* Start *

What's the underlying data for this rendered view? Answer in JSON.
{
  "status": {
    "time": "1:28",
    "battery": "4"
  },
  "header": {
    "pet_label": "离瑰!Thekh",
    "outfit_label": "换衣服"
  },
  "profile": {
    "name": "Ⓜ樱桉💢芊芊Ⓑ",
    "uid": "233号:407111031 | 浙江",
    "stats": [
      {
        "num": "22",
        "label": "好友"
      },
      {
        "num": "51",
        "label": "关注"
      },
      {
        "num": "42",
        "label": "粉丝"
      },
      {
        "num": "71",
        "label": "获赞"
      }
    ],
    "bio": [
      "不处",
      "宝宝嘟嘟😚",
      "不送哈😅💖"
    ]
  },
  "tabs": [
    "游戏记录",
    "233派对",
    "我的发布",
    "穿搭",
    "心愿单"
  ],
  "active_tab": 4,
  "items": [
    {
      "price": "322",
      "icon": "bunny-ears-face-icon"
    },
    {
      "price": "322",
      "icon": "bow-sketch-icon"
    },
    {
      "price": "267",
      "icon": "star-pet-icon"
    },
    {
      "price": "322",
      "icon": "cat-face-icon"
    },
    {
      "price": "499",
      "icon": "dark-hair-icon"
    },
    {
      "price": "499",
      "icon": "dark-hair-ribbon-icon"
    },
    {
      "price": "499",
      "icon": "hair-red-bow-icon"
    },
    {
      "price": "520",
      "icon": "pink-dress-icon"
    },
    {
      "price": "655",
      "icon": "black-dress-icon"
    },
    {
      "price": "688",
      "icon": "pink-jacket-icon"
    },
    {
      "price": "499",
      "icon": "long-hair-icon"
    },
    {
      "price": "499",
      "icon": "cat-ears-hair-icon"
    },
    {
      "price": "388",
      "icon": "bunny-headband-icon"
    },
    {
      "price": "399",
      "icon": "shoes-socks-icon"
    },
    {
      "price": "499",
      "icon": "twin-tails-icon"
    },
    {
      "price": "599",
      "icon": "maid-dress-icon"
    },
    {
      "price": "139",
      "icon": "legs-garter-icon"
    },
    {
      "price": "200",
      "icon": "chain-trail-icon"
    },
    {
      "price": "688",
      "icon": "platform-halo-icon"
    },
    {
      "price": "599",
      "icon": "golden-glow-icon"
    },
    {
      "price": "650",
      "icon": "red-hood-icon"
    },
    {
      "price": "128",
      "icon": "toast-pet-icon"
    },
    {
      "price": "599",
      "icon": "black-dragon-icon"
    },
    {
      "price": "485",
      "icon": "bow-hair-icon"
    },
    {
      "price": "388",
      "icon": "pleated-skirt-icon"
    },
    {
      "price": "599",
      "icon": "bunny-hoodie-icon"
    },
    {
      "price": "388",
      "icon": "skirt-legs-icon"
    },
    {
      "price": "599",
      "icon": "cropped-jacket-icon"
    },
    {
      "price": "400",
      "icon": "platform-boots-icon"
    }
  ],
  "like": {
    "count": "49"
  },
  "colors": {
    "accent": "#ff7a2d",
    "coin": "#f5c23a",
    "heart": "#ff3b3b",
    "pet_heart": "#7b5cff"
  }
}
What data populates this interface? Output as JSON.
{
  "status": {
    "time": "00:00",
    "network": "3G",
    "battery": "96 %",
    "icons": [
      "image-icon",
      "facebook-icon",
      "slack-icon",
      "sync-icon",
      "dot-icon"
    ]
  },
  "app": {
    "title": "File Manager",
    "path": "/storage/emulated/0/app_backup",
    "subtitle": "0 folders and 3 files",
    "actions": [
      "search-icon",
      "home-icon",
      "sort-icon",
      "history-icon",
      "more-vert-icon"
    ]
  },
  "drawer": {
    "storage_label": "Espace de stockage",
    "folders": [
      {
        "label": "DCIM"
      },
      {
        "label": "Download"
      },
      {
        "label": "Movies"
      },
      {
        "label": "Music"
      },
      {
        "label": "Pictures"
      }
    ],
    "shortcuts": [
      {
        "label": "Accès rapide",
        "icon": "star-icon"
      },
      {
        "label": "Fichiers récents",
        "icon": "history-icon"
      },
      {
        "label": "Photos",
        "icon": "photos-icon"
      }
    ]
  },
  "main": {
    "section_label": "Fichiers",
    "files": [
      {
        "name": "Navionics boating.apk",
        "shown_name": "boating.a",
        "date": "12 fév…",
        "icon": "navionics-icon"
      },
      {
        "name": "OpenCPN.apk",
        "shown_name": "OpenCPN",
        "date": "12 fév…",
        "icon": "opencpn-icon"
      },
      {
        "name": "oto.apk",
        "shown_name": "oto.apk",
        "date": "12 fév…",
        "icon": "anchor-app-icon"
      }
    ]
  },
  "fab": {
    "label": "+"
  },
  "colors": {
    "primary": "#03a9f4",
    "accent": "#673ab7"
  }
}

* End *

● **DIRECTIONS FOR THIS TASK**:
Each line from the one containing "What data populates" to the end of the records should be echoed exactly, and no other line.

● **SOLVED EXERCISE**:
What data populates this interface? Output as JSON.
{
  "status": {
    "time": "00:00",
    "network": "3G",
    "battery": "96 %",
    "icons": [
      "image-icon",
      "facebook-icon",
      "slack-icon",
      "sync-icon",
      "dot-icon"
    ]
  },
  "app": {
    "title": "File Manager",
    "path": "/storage/emulated/0/app_backup",
    "subtitle": "0 folders and 3 files",
    "actions": [
      "search-icon",
      "home-icon",
      "sort-icon",
      "history-icon",
      "more-vert-icon"
    ]
  },
  "drawer": {
    "storage_label": "Espace de stockage",
    "folders": [
      {
        "label": "DCIM"
      },
      {
        "label": "Download"
      },
      {
        "label": "Movies"
      },
      {
        "label": "Music"
      },
      {
        "label": "Pictures"
      }
    ],
    "shortcuts": [
      {
        "label": "Accès rapide",
        "icon": "star-icon"
      },
      {
        "label": "Fichiers récents",
        "icon": "history-icon"
      },
      {
        "label": "Photos",
        "icon": "photos-icon"
      }
    ]
  },
  "main": {
    "section_label": "Fichiers",
    "files": [
      {
        "name": "Navionics boating.apk",
        "shown_name": "boating.a",
        "date": "12 fév…",
        "icon": "navionics-icon"
      },
      {
        "name": "OpenCPN.apk",
        "shown_name": "OpenCPN",
        "date": "12 fév…",
        "icon": "opencpn-icon"
      },
      {
        "name": "oto.apk",
        "shown_name": "oto.apk",
        "date": "12 fév…",
        "icon": "anchor-app-icon"
      }
    ]
  },
  "fab": {
    "label": "+"
  },
  "colors": {
    "primary": "#03a9f4",
    "accent": "#673ab7"
  }
}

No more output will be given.